● Yapılacak İşler:
1. Yüz yüze iletişim konulu yazının "Yüzüme Bak da" ifadesinden "hayatlarımızda yer edinmemişti." ifadesine kadar olan kısmını kelimesi kelimesine aktarınız.
2. Yüz yüze iletişim konulu yazıyı, son cümlesinden sonrasını yazarak devam ettiriniz.

● Belge Bölümü:
____________________
Yüzüme Bak da Söyle

Ne feci, artık insanlar ne kadar az bakıyorlar yüz yüze. Gözlerin gözlerle karşılıklı teması ile aktarılan duygular o kadar azaldı ki. Sanki insan değil de robotuz. Gözlerden okunan duygular yerlerini “emoji” adı verilen garabetlere bıraktılar. Bizim şarkılarımız, şiirlerimiz vardı gözlerden bahseden. “Gözler kalbin aynasıdır” şarkısı duygularla ilgili bir yasa niteliğindeydi mesela. İnsanın niyeti gözlerinden belli oluyordu. Özlemek diye bir duygu vardı eskiden. İnsanlar birbirlerini özlüyorlardı. Yüzlerce kilometre uzaklıktan birbirlerini seven insanlar, mektup yazarak duyguları ifade etmeye çalışıyorlardı da kelimelerin kifayetsiz kalışına mağlup oluyorlardı. O zamanlar henüz telefon icat edilmemişti. O zamanlar Olric yoktu. Emojilerle duygu transferi hayatlarımızda yer edinmemişti.

Günün iletişiminin temel taşı, esefle söylüyorum ki cep telefonları. Bunların da kullanım şekilleri kısmen mesajlaşma kısmen de konuşma olarak gerçekleşiyor. Göz göze olmanın, yüz yüze olmanın yüzde biri kadar kıymetli olmayan bu iletişim şekli mevcut iletişimlerin hepsinin yerini almış durumda. Ticaretler telefonlar yapılıyor, ziyaretler yerlerini telefonlaşmaya ya da mesajlaşmaya bırakmış durumda, aşklar bile telefonla yaşanıyor artık. İnsanların genelinde (ve tabi kendinizde) duygusal bir zayıflık, yapmacıklık, samimiyetsizlik, her şeyi abartan bir ayarsızlık gözlemliyorsanız bunun nedeni duyguların aktarımının telefonlar vasıtasıyla yüzeysel bir şekilde yapılmasındandır. Ziyaret etmesi gereken büyüklerini tembellik ederek telefonla arayan kişi yüzlerce gereksiz gelime zikrettiği için bol bol da samimiyetsiz söz sarf ediyor. “Seni çok seviyorum anacığım-babacığım” diyor. Bak bak bak. Ne gereği var ki sevgi sözcüklerini bu kadar fütursuzca kullanmanın. Sen gidip ananın dizinin dibinde beş dakika otursan bunları söylemene gerek kalmayacak. Bazı kelimeleri sıkça kullanarak aşındırmamak lazım. Ananı, babanı, eşini, dostunu gerçekten seviyorsan, az zahmet et, git yanlarına. Hem senin sevgi dediğin yeri geldiğinde karşılıklı susabilmeyi de içinde barındıran bir kavramdır. Sevgi karşılıklı susmakla da ifade edilmelidir bazen. Telefonda böyle bir şansın yok ki. Aradığın kişiyle karşılıklı yirmi saniye konuşmasanız “acaba hat mı kesildi” diye bunalıma girersiniz.
____________________
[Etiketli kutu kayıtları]
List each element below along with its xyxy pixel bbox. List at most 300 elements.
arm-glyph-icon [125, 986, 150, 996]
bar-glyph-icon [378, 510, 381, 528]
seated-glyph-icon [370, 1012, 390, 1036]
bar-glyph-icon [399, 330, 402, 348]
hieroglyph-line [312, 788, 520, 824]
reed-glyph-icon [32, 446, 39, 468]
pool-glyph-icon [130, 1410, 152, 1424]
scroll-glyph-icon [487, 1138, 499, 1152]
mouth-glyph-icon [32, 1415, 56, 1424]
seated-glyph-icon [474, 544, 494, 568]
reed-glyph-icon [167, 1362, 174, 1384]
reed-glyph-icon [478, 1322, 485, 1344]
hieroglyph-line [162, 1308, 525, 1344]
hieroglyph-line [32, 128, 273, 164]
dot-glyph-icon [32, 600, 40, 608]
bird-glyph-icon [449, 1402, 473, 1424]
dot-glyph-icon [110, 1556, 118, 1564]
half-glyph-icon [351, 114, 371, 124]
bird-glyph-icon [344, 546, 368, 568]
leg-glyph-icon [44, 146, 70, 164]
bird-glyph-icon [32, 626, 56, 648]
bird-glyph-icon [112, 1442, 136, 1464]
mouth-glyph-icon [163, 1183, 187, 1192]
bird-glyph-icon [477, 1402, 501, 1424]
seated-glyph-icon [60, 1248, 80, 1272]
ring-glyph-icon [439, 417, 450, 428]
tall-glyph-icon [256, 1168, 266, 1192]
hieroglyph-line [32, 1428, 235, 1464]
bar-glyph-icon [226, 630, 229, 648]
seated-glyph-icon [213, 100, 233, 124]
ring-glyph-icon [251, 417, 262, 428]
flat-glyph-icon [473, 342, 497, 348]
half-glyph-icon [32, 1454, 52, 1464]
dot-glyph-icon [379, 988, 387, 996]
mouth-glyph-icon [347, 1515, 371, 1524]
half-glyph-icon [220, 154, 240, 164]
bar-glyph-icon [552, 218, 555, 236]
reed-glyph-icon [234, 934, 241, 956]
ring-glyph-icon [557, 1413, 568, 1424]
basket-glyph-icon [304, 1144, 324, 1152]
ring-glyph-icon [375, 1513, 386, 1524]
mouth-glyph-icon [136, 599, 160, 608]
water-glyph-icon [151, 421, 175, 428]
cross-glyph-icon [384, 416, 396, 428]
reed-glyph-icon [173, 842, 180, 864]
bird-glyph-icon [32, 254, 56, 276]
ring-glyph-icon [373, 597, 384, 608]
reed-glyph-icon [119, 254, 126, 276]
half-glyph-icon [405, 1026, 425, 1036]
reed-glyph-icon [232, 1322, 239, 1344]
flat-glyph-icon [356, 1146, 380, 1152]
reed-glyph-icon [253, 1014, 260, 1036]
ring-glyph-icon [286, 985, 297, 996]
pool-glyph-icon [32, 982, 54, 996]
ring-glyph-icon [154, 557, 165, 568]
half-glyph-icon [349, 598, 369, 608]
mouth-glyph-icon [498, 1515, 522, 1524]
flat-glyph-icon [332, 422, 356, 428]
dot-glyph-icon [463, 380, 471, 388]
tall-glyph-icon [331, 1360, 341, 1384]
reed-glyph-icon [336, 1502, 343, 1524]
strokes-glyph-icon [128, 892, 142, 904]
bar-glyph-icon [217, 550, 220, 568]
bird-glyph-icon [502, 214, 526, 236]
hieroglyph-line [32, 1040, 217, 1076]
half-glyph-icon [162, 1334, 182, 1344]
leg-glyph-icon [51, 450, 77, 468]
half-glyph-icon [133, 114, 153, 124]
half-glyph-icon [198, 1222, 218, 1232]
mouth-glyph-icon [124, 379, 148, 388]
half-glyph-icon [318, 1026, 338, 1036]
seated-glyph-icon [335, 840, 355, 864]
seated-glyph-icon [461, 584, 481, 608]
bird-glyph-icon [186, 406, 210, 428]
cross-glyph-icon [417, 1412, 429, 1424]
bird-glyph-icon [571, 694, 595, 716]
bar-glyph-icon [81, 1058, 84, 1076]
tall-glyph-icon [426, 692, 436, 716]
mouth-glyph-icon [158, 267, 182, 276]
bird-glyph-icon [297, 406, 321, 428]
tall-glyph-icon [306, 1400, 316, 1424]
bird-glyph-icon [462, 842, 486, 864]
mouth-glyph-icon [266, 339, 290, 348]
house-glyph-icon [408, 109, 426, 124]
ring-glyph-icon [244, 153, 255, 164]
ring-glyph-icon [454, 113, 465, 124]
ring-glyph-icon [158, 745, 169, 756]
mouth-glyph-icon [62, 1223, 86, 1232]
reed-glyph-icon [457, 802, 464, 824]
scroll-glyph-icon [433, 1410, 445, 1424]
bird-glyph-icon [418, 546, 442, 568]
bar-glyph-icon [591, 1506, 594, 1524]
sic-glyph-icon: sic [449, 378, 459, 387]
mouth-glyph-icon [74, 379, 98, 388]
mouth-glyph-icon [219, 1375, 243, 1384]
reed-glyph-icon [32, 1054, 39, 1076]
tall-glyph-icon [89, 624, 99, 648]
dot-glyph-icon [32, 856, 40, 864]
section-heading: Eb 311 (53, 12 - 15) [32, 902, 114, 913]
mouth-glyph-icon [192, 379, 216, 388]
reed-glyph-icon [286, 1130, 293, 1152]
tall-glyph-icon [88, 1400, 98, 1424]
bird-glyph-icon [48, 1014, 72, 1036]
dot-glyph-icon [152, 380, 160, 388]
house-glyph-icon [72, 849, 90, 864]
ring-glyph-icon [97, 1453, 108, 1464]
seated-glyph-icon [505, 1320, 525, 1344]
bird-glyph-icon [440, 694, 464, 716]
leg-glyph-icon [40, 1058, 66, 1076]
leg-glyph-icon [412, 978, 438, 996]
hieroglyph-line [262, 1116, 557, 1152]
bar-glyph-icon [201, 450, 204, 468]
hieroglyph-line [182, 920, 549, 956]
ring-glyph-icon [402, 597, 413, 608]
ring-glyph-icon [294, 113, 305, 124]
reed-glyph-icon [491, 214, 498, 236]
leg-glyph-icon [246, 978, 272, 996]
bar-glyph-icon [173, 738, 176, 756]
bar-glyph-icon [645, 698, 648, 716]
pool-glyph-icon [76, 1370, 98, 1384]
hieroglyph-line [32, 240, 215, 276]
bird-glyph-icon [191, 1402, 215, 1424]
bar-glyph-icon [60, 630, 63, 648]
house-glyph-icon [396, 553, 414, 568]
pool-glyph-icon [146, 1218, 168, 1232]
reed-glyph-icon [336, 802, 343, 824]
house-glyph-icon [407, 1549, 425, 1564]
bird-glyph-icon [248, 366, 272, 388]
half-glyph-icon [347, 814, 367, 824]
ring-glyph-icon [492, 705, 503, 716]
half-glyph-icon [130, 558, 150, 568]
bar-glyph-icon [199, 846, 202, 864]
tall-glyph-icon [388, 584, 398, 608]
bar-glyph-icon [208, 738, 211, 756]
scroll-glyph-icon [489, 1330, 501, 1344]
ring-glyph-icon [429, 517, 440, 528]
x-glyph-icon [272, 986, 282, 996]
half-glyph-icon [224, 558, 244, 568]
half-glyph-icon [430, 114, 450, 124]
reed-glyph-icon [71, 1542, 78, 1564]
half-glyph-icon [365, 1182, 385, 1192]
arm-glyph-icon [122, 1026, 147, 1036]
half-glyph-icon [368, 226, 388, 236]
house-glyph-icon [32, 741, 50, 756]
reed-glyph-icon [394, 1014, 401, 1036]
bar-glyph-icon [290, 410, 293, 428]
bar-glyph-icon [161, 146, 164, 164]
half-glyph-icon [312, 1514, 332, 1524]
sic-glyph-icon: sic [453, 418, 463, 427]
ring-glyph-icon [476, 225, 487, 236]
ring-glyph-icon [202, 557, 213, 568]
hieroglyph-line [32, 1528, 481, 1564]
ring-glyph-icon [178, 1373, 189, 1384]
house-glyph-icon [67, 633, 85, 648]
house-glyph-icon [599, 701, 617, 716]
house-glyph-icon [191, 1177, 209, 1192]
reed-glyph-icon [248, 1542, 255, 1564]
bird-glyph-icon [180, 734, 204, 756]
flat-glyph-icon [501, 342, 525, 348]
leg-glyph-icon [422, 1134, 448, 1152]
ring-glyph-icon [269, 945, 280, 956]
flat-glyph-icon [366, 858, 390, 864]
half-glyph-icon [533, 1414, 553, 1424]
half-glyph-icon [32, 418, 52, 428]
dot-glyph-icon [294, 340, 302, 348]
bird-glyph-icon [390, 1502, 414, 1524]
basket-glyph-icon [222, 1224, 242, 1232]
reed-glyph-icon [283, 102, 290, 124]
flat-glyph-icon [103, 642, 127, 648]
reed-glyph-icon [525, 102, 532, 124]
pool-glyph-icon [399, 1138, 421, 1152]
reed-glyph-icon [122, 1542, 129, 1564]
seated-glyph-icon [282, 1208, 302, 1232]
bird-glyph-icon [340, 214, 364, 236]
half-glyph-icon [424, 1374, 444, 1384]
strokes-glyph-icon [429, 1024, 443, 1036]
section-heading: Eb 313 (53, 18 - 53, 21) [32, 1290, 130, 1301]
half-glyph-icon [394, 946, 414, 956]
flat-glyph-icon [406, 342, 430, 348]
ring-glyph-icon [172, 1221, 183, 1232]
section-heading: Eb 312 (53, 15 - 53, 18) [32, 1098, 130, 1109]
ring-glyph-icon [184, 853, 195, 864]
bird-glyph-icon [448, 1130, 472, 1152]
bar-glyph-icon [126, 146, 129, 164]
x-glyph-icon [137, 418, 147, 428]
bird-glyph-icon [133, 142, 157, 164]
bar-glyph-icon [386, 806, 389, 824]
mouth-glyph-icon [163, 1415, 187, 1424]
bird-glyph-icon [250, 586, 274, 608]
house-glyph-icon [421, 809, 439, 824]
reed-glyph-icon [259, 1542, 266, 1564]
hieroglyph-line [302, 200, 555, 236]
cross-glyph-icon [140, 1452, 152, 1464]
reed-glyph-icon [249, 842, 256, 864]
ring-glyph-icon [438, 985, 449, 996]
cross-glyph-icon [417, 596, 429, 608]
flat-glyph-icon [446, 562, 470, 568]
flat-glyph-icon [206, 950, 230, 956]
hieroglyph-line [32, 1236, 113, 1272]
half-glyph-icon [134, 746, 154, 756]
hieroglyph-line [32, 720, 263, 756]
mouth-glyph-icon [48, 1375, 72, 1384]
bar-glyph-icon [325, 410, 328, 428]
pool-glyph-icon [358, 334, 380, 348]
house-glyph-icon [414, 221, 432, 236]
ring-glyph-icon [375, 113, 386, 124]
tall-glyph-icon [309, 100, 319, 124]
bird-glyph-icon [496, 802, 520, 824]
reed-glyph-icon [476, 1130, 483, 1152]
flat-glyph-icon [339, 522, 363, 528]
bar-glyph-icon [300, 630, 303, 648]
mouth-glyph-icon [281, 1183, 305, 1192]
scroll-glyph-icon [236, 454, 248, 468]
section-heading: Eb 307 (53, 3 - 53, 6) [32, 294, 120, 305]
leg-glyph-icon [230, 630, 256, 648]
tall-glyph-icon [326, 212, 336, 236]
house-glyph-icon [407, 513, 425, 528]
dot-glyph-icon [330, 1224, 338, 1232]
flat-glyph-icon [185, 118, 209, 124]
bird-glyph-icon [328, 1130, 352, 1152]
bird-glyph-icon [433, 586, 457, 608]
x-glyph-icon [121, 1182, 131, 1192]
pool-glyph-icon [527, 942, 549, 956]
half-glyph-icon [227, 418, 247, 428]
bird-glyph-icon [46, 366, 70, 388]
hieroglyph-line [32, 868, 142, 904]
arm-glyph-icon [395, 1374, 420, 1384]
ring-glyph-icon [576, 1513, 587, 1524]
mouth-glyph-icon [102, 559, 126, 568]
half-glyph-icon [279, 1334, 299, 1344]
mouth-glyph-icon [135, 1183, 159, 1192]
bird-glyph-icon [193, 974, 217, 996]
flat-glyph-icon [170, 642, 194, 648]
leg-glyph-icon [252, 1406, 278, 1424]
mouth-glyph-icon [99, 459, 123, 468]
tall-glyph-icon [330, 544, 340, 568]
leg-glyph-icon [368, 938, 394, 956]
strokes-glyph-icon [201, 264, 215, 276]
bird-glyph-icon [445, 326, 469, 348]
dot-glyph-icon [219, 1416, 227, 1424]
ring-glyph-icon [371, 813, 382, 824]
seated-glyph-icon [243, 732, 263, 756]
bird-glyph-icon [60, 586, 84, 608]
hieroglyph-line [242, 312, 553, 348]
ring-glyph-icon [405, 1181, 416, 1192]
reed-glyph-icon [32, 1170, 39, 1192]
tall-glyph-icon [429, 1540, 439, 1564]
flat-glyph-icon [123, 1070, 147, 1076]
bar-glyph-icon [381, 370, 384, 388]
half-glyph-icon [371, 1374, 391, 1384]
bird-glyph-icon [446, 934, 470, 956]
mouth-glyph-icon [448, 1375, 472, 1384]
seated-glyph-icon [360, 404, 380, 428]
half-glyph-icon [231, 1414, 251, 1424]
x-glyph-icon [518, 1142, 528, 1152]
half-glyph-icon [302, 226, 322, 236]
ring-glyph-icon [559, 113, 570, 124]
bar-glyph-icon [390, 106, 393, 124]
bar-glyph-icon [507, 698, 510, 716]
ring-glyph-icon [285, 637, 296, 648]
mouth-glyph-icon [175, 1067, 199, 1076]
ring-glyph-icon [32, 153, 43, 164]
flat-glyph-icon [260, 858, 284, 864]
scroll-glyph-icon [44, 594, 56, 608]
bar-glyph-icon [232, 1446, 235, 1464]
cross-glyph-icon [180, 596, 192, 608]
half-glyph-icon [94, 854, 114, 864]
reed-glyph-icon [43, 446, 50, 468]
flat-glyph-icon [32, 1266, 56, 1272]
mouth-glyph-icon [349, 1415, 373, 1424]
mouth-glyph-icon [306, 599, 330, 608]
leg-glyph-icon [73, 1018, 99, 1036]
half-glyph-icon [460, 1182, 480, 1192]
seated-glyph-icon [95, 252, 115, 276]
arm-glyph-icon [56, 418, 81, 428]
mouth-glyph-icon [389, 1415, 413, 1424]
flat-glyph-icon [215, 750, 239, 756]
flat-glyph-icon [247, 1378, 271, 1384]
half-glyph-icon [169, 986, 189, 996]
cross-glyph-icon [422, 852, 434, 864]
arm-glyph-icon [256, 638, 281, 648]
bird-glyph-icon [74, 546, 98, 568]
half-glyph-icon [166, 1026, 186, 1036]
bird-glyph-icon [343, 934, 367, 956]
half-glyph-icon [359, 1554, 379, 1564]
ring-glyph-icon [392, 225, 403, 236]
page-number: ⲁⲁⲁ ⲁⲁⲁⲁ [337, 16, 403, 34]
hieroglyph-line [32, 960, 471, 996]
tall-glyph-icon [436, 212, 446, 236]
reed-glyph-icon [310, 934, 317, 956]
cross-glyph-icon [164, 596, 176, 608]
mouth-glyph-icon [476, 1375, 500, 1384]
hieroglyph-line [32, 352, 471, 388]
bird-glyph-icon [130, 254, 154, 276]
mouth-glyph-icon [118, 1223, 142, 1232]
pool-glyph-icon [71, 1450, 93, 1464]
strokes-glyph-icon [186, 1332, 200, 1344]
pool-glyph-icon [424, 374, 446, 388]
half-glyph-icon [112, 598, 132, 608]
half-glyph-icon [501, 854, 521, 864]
____________________
● Beklenen Yanıtlar:
1.
Yüzüme Bak da Söyle

Ne feci, artık insanlar ne kadar az bakıyorlar yüz yüze. Gözlerin gözlerle karşılıklı teması ile aktarılan duygular o kadar azaldı ki. Sanki insan değil de robotuz. Gözlerden okunan duygular yerlerini “emoji” adı verilen garabetlere bıraktılar. Bizim şarkılarımız, şiirlerimiz vardı gözlerden bahseden. “Gözler kalbin aynasıdır” şarkısı duygularla ilgili bir yasa niteliğindeydi mesela. İnsanın niyeti gözlerinden belli oluyordu. Özlemek diye bir duygu vardı eskiden. İnsanlar birbirlerini özlüyorlardı. Yüzlerce kilometre uzaklıktan birbirlerini seven insanlar, mektup yazarak duyguları ifade etmeye çalışıyorlardı da kelimelerin kifayetsiz kalışına mağlup oluyorlardı. O zamanlar henüz telefon icat edilmemişti. O zamanlar Olric yoktu. Emojilerle duygu transferi hayatlarımızda yer edinmemişti.

2.
Sevgilerin telefon üzerinden yaşandığı bir çağdayız. Mesajlarla gülücükler, kalpler göndererek aşk ilan edenler kırık kalpli ağlayan suratlı ifadelerle de aşk bitiriyorlar. Aşk, o kadar deforme olmuş bir kavram ki, yüz yıl önce yaşayan bir insanın zihninde aşk kelimesinin oturduğu yerle bugünkü arasında çok büyük farklılıklar var. Duygular tam olarak ifade edilmemiş olduğu için güdük kalıyorlar. Özgürlüğü arttıkça büyüyen duygular da var tabi ki bunun yanında. Sürekli kendi başına olup da başkalarıyla bir şeyler paylaşamayan insanın kendi başınalığı sonucu oluşan o büyük benlik. Egoizm, bencillik, kibir, acımasızlık olarak karşılık buluyor. Bir telefon da neler yapıyormuş demeyin. Daha fazlasını da göreceksiniz zaman içerisinde. İlk çıktığında zararı tam olarak bilinmeyen ve fakat yıllar içinde keşfedilen yeni icatlar gibi, telefonların duygularda yarattığı deformasyon öyle boyutlara ulaşacak ki bir gün, insanlar kalbî duyguları, eski zamanlardan kalma kitaplardan okuyarak anlamaya çalışacaklar.

Dini vecibelerini mesajlarla yerine getirdiğini düşünen nesillerin yetişeceğinden korkuyorum ben artık. Bir zulüm gördüğünde fotoğraf paylaşan, mesaj atan; bayramı seyranı güllü dallı fotoğraflı mesajlarla tebrik eden; cumada kandilde mesaj atarak secdede alması gereken hazzın yapaylaştırılmış halini almaya çalışan insanlardan geçilmiyor ortalık. Mesaj attıkça sevdiğimizi, emek verdiğimizi, ibadet ettiğimizi zanneder olduk artık.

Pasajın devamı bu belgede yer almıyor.